Task goal: Collect every line that includes the string "ENTIC".

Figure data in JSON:

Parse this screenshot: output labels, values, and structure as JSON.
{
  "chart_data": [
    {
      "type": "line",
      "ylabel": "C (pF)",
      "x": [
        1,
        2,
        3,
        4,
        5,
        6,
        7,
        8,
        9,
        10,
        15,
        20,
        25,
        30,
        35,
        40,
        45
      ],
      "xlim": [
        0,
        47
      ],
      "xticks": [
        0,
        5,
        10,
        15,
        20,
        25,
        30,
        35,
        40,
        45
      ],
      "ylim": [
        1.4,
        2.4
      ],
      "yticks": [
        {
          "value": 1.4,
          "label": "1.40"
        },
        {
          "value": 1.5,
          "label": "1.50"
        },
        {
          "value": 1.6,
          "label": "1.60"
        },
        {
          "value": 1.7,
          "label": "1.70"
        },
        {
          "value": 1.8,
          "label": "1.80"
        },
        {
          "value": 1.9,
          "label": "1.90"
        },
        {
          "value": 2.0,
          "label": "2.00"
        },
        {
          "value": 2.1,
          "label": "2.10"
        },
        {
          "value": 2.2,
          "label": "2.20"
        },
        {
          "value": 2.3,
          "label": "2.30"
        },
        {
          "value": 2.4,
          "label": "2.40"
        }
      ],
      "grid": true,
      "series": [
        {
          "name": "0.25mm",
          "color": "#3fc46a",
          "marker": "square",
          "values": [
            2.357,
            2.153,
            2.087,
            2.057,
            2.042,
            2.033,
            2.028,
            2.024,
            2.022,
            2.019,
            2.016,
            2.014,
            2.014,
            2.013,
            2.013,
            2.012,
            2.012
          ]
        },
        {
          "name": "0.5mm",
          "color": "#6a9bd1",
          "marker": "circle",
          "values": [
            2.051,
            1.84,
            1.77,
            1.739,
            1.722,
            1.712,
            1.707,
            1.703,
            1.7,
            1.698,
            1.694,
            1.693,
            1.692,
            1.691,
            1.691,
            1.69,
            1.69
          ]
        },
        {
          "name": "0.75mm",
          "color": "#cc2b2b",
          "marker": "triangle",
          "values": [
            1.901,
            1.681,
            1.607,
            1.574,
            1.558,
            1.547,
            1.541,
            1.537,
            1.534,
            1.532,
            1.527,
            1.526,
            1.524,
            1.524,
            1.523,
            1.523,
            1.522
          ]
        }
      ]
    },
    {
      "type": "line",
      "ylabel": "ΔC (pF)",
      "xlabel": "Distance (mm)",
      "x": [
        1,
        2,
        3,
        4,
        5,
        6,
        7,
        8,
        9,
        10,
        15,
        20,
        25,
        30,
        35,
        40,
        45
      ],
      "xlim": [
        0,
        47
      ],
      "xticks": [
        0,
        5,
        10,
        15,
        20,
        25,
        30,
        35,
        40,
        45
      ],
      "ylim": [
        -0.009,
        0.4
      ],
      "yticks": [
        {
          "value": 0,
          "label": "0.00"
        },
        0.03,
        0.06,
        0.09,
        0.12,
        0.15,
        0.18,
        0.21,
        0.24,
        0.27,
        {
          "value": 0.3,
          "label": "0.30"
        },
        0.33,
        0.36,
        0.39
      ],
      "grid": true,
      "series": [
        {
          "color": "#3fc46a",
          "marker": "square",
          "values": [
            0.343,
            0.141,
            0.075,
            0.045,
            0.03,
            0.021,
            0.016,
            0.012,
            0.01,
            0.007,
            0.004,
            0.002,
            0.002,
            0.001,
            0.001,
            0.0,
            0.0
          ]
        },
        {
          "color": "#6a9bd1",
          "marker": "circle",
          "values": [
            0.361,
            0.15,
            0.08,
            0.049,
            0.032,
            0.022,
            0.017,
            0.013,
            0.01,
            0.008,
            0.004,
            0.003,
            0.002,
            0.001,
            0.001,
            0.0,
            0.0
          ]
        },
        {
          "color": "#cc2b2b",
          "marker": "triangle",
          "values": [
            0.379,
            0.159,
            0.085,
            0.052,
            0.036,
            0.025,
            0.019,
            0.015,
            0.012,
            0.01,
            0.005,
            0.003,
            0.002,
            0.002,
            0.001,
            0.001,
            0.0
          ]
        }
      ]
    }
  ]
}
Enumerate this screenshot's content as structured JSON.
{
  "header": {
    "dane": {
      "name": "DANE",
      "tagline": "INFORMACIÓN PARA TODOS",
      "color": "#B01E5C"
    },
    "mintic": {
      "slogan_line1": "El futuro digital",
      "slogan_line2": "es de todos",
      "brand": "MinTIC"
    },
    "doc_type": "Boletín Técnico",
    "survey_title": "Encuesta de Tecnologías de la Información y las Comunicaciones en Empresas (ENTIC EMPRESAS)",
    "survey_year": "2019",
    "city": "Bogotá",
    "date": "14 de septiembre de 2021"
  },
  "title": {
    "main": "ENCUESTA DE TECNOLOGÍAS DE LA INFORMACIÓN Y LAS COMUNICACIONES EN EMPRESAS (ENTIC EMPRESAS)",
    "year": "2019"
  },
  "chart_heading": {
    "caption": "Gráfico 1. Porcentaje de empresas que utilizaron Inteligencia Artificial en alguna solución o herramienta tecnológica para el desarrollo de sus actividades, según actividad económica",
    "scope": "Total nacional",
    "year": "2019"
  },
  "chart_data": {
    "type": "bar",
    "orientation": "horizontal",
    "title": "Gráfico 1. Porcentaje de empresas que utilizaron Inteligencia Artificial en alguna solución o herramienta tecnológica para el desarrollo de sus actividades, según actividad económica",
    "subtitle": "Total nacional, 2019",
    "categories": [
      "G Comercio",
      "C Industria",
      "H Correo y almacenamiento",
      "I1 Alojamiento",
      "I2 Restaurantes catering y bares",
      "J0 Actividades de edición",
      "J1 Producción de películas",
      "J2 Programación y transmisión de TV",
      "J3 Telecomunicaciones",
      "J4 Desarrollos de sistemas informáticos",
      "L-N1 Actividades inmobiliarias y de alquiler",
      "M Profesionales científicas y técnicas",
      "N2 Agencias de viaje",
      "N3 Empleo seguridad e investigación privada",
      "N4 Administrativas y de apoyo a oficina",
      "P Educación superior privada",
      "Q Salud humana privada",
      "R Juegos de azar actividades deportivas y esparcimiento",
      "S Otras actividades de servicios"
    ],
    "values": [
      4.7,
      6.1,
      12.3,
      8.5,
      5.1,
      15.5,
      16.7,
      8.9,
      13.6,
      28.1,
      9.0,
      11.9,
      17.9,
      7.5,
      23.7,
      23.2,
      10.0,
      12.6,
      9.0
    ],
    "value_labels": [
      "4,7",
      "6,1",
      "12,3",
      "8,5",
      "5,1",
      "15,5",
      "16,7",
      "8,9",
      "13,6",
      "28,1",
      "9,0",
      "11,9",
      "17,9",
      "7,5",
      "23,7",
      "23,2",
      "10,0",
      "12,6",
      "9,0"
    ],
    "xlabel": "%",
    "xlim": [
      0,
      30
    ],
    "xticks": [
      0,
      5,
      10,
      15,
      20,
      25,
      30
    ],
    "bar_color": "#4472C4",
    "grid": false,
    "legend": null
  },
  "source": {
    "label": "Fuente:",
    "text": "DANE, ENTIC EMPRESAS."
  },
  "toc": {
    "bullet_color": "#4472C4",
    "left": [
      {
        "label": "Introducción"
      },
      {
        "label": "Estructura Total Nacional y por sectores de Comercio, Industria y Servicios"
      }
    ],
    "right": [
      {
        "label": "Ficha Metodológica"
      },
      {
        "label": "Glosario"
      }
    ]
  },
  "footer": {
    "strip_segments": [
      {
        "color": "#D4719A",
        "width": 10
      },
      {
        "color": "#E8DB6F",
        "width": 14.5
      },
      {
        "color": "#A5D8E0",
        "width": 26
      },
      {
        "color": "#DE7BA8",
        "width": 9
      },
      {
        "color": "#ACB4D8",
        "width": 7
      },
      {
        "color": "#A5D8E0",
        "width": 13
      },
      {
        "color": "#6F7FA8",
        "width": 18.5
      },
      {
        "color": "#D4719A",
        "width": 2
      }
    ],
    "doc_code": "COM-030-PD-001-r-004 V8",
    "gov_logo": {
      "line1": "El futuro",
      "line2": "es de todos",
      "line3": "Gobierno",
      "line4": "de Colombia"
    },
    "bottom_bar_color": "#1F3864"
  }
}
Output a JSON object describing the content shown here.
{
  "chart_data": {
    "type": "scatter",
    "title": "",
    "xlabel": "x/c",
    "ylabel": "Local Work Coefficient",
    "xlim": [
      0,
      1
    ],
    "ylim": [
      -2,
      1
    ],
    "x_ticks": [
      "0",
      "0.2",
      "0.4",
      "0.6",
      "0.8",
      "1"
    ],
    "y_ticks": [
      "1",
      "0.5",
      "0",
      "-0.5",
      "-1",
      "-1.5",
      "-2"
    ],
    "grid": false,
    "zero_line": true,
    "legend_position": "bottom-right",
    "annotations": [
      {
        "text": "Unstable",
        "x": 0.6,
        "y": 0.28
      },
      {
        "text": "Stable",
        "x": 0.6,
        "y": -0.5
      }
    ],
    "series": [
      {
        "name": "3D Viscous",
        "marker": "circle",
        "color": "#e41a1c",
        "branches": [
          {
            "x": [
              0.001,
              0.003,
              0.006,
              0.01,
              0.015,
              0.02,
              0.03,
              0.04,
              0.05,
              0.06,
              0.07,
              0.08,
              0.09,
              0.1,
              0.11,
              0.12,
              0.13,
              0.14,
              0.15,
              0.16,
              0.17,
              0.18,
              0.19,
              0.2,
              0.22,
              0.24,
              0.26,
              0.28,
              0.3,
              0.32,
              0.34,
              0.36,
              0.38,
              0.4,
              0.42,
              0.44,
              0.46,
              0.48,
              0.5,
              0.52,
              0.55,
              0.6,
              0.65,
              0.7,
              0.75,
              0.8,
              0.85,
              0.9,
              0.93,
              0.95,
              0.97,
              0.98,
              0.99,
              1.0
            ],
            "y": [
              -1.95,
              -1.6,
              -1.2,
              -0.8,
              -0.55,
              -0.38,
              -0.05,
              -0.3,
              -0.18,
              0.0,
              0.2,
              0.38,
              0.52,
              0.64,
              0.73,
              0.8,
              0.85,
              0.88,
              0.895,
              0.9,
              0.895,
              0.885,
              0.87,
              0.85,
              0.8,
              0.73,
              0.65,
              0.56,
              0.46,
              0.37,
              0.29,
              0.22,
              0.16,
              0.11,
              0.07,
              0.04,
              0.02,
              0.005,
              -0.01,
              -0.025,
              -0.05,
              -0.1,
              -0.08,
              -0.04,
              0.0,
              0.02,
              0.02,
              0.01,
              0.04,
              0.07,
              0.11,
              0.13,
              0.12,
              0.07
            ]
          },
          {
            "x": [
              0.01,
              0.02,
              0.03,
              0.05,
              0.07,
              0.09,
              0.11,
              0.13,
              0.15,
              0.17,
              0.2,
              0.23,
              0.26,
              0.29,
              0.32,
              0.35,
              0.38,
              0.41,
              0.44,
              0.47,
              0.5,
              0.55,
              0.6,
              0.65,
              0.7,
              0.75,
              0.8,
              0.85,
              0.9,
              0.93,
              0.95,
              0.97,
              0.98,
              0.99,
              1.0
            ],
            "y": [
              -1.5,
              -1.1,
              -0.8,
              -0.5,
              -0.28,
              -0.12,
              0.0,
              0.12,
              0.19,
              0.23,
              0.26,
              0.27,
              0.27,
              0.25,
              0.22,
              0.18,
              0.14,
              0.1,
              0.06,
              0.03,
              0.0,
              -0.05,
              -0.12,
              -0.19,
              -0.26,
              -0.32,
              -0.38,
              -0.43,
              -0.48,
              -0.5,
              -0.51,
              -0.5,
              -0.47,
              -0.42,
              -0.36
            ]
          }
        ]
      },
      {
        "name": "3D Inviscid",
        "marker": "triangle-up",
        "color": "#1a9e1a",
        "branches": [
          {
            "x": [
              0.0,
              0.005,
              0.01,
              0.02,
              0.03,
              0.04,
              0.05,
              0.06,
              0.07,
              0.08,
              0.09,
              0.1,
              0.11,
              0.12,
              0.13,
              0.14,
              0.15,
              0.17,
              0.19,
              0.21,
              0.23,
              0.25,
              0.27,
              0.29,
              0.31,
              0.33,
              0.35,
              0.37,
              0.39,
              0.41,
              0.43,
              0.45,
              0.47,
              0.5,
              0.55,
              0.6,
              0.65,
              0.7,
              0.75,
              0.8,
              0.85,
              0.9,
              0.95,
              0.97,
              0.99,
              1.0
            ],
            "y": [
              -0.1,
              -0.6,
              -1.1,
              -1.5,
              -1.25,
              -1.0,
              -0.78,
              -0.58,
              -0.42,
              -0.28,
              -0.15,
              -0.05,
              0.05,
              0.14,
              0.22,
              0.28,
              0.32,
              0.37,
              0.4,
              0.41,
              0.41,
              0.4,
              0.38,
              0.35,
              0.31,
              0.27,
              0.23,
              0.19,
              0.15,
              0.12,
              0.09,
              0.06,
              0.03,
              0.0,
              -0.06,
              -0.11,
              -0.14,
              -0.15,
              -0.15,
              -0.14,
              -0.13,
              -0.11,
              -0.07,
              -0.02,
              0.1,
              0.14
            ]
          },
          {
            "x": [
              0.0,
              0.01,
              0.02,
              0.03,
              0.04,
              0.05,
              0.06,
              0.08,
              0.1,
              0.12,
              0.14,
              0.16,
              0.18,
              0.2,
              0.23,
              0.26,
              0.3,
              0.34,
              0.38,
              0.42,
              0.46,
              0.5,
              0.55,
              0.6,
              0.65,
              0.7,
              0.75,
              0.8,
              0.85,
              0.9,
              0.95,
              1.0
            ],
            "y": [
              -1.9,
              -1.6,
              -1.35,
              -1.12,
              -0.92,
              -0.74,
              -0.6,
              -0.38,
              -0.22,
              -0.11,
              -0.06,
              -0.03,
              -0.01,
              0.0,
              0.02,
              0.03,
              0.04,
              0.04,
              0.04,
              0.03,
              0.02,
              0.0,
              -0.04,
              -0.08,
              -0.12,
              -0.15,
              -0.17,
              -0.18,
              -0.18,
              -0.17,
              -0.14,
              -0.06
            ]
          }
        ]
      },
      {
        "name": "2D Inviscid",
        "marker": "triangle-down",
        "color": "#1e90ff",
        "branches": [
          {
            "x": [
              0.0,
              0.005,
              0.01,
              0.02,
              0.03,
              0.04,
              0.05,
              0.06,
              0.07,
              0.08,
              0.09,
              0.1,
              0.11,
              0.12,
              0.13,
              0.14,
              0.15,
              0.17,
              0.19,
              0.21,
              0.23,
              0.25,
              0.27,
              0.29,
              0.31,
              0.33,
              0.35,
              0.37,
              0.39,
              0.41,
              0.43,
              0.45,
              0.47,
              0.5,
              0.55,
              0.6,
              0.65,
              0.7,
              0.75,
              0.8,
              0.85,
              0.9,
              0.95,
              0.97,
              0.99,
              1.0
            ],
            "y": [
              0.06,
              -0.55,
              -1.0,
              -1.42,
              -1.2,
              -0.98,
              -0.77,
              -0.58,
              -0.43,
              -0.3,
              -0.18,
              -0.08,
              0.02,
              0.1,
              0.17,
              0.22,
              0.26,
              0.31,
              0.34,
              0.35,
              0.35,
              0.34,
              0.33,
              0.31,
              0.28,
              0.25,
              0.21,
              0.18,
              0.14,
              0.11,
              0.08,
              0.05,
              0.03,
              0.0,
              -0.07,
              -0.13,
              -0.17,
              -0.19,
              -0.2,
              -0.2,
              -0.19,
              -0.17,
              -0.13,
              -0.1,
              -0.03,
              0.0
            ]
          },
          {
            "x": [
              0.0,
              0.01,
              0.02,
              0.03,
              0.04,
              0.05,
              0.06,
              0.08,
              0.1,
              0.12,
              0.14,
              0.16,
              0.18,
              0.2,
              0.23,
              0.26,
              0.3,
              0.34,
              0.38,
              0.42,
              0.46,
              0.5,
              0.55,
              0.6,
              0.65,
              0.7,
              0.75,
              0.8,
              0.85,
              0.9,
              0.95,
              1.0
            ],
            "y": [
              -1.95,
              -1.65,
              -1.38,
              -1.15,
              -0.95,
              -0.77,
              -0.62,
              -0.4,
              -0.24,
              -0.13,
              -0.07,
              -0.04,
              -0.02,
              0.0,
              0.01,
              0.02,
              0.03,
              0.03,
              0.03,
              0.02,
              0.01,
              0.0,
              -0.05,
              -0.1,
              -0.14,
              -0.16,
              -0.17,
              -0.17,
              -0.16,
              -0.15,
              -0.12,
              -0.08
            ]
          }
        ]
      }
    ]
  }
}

Problem solution:
    "survey_title": "Encuesta de Tecnologías de la Información y las Comunicaciones en Empresas (ENTIC EMPRESAS)",
    "main": "ENCUESTA DE TECNOLOGÍAS DE LA INFORMACIÓN Y LAS COMUNICACIONES EN EMPRESAS (ENTIC EMPRESAS)",
    "text": "DANE, ENTIC EMPRESAS."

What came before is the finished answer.